◆ GIVEN EXERCISE: Omit any picture, and return the remaining data exactly as written.

[Figure content listings]

** BEGIN **

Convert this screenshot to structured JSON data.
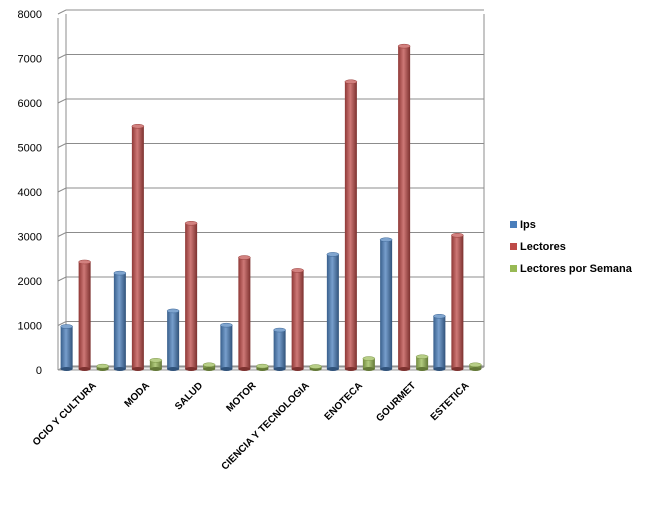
{
  "chart_data": {
    "type": "bar",
    "categories": [
      "OCIO Y CULTURA",
      "MODA",
      "SALUD",
      "MOTOR",
      "CIENCIA Y TECNOLOGIA",
      "ENOTECA",
      "GOURMET",
      "ESTETICA"
    ],
    "series": [
      {
        "name": "Ips",
        "color": "#4a7ebb",
        "values": [
          1000,
          2200,
          1350,
          1030,
          920,
          2620,
          2950,
          1230
        ]
      },
      {
        "name": "Lectores",
        "color": "#be4b48",
        "values": [
          2450,
          5500,
          3320,
          2550,
          2260,
          6500,
          7300,
          3050
        ]
      },
      {
        "name": "Lectores por Semana",
        "color": "#98b954",
        "values": [
          110,
          240,
          140,
          110,
          100,
          280,
          320,
          140
        ]
      }
    ],
    "yticks": [
      "0",
      "1000",
      "2000",
      "3000",
      "4000",
      "5000",
      "6000",
      "7000",
      "8000"
    ],
    "ylim": [
      0,
      8000
    ],
    "grid": true,
    "legend_position": "right",
    "title": "",
    "xlabel": "",
    "ylabel": ""
  }
}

** END **

◆ RESULT OF THIS EXERCISE:
Convert this screenshot to structured JSON data.
{
  "chart_data": {
    "type": "bar",
    "categories": [
      "OCIO Y CULTURA",
      "MODA",
      "SALUD",
      "MOTOR",
      "CIENCIA Y TECNOLOGIA",
      "ENOTECA",
      "GOURMET",
      "ESTETICA"
    ],
    "series": [
      {
        "name": "Ips",
        "color": "#4a7ebb",
        "values": [
          1000,
          2200,
          1350,
          1030,
          920,
          2620,
          2950,
          1230
        ]
      },
      {
        "name": "Lectores",
        "color": "#be4b48",
        "values": [
          2450,
          5500,
          3320,
          2550,
          2260,
          6500,
          7300,
          3050
        ]
      },
      {
        "name": "Lectores por Semana",
        "color": "#98b954",
        "values": [
          110,
          240,
          140,
          110,
          100,
          280,
          320,
          140
        ]
      }
    ],
    "yticks": [
      "0",
      "1000",
      "2000",
      "3000",
      "4000",
      "5000",
      "6000",
      "7000",
      "8000"
    ],
    "ylim": [
      0,
      8000
    ],
    "grid": true,
    "legend_position": "right",
    "title": "",
    "xlabel": "",
    "ylabel": ""
  }
}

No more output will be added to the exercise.